Data supplied:
·····
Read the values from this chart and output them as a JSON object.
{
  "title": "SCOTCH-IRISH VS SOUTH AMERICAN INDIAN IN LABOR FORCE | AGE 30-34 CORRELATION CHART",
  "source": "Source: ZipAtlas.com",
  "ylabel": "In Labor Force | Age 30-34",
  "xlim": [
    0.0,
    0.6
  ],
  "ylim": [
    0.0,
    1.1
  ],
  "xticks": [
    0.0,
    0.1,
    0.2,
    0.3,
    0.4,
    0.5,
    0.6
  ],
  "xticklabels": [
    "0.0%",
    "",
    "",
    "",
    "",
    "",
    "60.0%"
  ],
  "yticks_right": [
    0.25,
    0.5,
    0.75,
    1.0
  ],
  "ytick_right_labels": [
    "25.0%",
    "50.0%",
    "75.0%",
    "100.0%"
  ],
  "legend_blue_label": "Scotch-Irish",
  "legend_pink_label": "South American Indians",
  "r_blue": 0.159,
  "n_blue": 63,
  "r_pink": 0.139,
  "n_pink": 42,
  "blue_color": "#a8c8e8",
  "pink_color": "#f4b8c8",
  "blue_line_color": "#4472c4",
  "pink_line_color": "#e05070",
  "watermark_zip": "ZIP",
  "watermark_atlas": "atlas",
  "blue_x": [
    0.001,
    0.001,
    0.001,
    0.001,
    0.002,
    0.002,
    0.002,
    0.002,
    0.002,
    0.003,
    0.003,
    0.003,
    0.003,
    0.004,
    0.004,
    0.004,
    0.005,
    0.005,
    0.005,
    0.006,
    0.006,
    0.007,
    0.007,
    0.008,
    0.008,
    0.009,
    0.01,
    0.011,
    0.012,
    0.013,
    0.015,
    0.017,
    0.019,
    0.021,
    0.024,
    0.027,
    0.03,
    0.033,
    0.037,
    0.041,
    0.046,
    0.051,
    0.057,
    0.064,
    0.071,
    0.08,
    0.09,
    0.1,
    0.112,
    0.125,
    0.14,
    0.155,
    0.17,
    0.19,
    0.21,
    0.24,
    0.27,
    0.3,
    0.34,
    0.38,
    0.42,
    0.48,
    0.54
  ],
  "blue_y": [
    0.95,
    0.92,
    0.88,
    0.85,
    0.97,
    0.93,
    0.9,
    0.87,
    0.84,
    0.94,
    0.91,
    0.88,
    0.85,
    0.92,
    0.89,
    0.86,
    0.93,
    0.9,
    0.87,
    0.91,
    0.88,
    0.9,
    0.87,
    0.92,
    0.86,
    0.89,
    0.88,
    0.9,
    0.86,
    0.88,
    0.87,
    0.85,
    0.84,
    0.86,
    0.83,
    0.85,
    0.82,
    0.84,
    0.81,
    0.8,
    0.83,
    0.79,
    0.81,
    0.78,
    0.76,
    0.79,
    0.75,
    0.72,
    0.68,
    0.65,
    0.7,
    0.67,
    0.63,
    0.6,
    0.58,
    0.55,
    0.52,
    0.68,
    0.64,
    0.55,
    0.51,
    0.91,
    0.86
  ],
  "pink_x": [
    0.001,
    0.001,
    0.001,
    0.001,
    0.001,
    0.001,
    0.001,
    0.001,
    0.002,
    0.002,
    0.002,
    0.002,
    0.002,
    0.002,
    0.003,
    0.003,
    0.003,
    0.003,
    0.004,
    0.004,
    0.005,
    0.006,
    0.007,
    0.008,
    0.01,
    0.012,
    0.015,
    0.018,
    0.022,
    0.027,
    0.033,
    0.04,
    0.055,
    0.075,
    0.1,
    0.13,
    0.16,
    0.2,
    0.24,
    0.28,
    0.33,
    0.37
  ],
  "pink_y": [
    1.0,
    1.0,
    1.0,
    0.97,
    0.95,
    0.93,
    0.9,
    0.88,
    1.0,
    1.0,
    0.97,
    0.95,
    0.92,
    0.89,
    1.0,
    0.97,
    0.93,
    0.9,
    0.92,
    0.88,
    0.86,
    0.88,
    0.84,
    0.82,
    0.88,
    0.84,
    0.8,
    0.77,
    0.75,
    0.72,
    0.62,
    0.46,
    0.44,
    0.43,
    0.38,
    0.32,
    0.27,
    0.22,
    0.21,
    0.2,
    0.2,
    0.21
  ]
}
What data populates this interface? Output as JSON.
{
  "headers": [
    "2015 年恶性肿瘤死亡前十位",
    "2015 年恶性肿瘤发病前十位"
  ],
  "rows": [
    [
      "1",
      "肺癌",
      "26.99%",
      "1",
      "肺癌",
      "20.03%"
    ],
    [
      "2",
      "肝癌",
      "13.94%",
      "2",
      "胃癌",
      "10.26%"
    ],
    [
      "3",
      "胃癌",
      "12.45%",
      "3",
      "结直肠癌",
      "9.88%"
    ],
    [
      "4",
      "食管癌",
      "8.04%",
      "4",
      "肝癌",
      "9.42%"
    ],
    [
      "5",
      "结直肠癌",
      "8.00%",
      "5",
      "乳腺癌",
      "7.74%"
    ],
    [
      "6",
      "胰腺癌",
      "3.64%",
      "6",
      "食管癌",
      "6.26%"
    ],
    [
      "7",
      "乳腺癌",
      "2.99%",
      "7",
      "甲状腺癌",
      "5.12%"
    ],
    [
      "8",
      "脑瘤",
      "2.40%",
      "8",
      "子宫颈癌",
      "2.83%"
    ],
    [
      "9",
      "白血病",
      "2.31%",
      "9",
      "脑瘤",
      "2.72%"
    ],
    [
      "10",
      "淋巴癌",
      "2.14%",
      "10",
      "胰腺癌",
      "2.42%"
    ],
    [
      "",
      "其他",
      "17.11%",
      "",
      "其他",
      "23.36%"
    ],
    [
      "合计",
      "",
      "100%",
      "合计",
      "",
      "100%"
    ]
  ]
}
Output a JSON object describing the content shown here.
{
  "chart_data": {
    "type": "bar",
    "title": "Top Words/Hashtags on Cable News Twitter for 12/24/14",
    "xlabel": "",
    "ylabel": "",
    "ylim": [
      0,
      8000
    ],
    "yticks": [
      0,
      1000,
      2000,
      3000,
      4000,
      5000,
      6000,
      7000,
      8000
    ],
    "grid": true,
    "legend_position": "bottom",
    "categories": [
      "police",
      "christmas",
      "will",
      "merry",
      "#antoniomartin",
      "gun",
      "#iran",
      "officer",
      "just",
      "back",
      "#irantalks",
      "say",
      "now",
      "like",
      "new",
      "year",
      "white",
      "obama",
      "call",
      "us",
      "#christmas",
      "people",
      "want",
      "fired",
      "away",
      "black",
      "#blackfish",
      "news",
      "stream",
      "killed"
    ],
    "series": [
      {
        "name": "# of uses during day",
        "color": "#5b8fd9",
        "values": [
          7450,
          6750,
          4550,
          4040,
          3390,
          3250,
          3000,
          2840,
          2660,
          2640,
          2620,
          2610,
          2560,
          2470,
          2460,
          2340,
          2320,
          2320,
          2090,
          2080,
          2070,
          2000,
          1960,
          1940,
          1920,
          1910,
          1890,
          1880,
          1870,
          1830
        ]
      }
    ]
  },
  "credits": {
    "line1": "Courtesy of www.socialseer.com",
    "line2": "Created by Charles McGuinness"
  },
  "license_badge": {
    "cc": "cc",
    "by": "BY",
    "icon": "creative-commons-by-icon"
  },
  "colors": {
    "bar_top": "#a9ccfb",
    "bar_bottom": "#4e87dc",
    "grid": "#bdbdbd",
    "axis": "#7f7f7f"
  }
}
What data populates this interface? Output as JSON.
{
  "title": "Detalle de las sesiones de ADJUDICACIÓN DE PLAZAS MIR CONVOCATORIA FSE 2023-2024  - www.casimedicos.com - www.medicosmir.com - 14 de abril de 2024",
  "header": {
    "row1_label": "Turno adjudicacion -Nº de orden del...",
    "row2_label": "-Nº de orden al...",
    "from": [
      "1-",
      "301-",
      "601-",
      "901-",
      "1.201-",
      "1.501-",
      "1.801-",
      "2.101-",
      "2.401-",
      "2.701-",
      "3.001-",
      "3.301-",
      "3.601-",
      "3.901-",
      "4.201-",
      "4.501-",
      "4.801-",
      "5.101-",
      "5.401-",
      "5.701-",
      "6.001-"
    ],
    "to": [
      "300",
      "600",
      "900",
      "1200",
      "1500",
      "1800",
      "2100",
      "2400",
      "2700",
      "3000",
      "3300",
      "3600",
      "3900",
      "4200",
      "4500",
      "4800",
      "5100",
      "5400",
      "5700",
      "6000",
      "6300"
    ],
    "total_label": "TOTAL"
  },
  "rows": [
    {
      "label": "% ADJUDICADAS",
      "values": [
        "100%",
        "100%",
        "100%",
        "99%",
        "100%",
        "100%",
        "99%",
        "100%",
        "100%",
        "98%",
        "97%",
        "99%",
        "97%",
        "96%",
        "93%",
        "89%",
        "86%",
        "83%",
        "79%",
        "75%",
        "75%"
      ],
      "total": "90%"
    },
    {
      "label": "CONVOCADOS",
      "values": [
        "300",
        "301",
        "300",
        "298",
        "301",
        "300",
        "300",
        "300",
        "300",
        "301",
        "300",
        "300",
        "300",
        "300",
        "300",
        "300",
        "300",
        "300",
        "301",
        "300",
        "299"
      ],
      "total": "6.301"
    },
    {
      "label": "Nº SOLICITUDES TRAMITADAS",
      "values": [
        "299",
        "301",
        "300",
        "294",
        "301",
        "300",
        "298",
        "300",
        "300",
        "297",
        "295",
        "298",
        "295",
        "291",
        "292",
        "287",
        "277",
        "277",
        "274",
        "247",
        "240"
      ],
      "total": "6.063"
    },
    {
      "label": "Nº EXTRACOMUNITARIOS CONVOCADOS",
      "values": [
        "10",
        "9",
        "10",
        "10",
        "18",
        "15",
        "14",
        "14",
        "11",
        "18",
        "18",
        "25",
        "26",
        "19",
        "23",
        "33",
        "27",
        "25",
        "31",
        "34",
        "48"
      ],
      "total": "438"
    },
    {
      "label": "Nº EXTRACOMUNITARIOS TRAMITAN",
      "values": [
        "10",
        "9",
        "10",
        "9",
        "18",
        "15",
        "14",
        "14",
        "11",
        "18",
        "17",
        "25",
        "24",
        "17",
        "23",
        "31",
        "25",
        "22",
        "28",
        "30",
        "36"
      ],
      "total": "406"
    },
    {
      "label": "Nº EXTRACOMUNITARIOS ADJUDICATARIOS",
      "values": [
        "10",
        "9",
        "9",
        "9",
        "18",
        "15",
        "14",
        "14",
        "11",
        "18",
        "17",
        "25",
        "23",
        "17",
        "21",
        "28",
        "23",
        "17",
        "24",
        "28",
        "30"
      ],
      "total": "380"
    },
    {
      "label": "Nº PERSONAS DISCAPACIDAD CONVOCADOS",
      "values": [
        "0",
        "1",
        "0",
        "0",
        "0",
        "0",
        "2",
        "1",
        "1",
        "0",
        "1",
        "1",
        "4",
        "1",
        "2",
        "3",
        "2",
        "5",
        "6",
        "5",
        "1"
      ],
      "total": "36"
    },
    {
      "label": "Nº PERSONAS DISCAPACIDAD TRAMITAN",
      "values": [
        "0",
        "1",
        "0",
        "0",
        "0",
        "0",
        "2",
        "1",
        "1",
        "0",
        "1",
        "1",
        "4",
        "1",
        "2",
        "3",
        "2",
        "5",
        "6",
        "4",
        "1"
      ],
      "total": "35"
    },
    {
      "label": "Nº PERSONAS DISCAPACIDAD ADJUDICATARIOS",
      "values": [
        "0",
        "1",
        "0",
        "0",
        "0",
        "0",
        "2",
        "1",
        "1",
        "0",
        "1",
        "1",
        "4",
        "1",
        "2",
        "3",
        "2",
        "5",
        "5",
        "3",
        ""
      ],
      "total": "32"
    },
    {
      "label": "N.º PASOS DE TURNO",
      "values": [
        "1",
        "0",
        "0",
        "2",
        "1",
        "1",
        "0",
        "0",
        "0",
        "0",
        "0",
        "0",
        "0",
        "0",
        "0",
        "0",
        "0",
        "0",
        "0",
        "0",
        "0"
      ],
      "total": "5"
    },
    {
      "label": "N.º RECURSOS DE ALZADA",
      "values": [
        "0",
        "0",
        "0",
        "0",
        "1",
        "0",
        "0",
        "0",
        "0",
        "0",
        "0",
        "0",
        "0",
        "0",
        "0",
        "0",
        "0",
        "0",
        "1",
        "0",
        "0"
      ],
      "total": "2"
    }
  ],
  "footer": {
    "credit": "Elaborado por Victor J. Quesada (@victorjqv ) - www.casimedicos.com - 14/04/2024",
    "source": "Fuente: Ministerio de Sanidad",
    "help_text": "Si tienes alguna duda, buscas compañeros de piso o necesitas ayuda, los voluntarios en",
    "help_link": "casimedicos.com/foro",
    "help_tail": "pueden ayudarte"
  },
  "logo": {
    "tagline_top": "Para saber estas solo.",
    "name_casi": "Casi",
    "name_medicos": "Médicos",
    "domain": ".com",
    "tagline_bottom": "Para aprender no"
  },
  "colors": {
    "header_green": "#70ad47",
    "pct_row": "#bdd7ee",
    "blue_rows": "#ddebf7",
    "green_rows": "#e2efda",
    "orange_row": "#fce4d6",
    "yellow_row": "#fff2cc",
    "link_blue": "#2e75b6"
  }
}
·····
Task prompt: State only the number of lines in these entries that contain "ylabel".

Problem solution: 2